* START *
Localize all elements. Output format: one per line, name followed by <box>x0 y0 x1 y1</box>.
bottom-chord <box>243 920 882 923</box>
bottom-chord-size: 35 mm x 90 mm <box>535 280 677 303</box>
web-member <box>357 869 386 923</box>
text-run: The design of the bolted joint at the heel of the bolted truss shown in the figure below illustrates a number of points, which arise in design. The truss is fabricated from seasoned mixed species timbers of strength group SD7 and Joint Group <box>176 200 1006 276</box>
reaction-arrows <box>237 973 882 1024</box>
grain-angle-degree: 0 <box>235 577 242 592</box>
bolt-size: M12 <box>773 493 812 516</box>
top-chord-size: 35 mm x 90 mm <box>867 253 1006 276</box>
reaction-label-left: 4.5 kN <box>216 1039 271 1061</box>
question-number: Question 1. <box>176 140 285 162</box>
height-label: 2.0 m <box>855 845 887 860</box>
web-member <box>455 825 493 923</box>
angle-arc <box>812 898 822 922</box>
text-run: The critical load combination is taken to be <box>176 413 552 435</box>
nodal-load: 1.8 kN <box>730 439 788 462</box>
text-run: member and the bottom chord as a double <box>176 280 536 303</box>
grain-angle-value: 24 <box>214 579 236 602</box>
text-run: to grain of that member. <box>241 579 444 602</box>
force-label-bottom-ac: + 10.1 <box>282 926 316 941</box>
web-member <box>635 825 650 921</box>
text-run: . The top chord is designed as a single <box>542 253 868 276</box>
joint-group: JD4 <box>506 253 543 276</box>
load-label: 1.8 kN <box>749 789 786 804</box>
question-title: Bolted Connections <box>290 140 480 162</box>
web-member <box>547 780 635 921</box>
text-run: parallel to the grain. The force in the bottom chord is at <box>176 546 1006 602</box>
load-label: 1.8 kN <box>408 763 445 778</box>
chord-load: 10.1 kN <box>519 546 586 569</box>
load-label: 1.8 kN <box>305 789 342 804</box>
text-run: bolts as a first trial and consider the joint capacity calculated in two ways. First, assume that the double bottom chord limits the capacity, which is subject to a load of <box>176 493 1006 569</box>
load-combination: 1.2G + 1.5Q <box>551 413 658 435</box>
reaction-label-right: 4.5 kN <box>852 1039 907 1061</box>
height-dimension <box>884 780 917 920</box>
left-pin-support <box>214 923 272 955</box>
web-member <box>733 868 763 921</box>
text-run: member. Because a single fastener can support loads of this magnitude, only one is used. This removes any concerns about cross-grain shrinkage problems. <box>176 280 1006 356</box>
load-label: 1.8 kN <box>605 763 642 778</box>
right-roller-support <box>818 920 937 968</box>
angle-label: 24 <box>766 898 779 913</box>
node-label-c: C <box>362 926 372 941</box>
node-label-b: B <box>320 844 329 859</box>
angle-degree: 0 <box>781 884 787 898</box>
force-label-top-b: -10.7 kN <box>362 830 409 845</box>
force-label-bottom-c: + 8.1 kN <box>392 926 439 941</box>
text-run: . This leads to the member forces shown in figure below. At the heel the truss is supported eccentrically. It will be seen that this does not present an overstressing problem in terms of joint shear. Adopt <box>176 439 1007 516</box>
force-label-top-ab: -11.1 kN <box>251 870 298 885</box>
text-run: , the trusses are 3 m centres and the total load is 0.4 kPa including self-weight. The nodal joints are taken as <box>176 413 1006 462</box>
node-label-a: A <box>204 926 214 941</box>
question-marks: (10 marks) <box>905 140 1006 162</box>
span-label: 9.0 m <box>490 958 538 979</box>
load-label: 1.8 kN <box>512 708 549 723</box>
* END *
Rewrite the rows from the first line up to and including the line with "reaction-arrows <box>237 973 882 1024</box>", changing "web-member" to "diagonal-member" and leaving everything else as it is.

Localize all elements. Output format: one per line, name followed by <box>x0 y0 x1 y1</box>.
bottom-chord <box>243 920 882 923</box>
bottom-chord-size: 35 mm x 90 mm <box>535 280 677 303</box>
diagonal-member <box>357 869 386 923</box>
text-run: The design of the bolted joint at the heel of the bolted truss shown in the figure below illustrates a number of points, which arise in design. The truss is fabricated from seasoned mixed species timbers of strength group SD7 and Joint Group <box>176 200 1006 276</box>
reaction-arrows <box>237 973 882 1024</box>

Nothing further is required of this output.